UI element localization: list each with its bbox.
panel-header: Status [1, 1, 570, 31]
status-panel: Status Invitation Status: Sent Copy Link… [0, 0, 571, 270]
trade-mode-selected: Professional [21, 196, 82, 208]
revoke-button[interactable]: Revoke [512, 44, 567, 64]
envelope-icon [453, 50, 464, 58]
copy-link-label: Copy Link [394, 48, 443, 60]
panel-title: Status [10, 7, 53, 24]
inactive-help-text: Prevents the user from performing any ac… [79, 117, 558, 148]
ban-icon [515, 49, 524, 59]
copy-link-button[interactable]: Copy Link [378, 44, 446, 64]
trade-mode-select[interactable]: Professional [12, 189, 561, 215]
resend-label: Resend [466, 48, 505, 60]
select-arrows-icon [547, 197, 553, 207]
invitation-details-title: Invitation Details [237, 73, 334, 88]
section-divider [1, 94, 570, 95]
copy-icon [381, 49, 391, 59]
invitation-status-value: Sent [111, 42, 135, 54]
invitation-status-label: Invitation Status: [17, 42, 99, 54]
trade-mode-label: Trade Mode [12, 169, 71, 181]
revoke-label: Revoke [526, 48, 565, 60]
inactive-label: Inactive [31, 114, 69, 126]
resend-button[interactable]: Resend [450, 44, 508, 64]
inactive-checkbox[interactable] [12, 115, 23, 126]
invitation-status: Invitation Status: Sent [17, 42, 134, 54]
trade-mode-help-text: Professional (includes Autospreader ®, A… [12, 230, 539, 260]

- **Problem description**
Can you retype everything from the start of the entries down to the line containing "trade-mode-selected: Professional [21, 196, 82, 208]", including that line, character for character?

- **Written response**
UI element localization: list each with its bbox.
panel-header: Status [1, 1, 570, 31]
status-panel: Status Invitation Status: Sent Copy Link… [0, 0, 571, 270]
trade-mode-selected: Professional [21, 196, 82, 208]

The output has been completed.